## [Required task]
Please copy the lines below exactly, from the very first line through the line that contains "Polygon shape (102, 85, 141, 95)", and stop there.

**** Dataset records ****

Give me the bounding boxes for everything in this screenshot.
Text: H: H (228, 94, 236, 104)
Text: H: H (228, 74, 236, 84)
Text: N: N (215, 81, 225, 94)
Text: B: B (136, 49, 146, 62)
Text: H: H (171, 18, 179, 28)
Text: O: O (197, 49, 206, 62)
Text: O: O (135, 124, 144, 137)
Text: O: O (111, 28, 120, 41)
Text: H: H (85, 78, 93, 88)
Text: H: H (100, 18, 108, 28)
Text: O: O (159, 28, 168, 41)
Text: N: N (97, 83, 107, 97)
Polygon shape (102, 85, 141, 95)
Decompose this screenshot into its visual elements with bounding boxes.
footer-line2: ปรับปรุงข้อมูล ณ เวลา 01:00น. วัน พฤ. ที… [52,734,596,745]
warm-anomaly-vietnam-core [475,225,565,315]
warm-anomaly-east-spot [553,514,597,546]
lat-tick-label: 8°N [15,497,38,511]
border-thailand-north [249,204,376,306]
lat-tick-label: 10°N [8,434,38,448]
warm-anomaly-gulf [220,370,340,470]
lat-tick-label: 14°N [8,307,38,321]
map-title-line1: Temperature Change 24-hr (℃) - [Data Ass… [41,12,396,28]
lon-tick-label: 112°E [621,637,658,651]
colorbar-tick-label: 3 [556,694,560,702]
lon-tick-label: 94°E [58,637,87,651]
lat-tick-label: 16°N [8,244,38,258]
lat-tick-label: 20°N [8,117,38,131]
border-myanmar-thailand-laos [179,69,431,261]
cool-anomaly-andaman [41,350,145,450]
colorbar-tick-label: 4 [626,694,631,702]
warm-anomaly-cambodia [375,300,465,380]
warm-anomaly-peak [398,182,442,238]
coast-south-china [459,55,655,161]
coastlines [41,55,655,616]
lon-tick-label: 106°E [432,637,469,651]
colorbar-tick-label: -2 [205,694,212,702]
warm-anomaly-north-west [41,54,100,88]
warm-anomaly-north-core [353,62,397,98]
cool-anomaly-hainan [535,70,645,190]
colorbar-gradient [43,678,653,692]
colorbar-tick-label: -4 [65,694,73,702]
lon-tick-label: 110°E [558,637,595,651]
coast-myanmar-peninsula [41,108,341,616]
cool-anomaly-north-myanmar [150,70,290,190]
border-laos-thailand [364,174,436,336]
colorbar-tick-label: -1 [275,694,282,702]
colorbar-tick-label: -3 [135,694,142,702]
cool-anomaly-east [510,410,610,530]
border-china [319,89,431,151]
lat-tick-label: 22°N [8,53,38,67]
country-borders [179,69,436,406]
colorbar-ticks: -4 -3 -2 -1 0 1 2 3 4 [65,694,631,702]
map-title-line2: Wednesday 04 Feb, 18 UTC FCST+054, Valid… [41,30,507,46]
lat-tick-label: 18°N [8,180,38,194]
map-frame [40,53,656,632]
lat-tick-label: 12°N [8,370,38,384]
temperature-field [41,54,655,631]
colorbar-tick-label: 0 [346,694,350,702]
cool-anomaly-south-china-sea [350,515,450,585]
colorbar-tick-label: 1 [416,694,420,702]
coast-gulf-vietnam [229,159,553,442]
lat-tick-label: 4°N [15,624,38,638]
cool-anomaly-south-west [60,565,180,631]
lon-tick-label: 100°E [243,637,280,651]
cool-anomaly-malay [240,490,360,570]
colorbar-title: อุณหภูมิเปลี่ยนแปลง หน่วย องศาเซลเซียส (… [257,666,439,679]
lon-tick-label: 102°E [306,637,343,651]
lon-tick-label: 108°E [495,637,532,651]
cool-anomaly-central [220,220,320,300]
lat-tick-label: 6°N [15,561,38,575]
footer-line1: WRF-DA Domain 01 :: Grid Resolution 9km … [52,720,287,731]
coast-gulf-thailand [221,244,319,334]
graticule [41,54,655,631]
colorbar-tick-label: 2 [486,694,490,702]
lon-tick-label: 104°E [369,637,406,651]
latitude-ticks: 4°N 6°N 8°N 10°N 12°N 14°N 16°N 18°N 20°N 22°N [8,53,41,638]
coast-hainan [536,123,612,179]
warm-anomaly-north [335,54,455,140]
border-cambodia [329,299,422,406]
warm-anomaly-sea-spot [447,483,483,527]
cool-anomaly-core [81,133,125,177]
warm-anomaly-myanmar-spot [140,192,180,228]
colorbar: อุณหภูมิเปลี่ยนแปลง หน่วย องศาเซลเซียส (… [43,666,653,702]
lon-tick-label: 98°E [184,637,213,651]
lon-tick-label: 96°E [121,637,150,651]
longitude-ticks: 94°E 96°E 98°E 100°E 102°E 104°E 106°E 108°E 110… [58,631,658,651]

****

## [Correct result]
Give me the bounding boxes for everything in this screenshot.
Text: H: H (228, 94, 236, 104)
Text: H: H (228, 74, 236, 84)
Text: N: N (215, 81, 225, 94)
Text: B: B (136, 49, 146, 62)
Text: H: H (171, 18, 179, 28)
Text: O: O (197, 49, 206, 62)
Text: O: O (135, 124, 144, 137)
Text: O: O (111, 28, 120, 41)
Text: H: H (85, 78, 93, 88)
Text: H: H (100, 18, 108, 28)
Text: O: O (159, 28, 168, 41)
Text: N: N (97, 83, 107, 97)
Polygon shape (102, 85, 141, 95)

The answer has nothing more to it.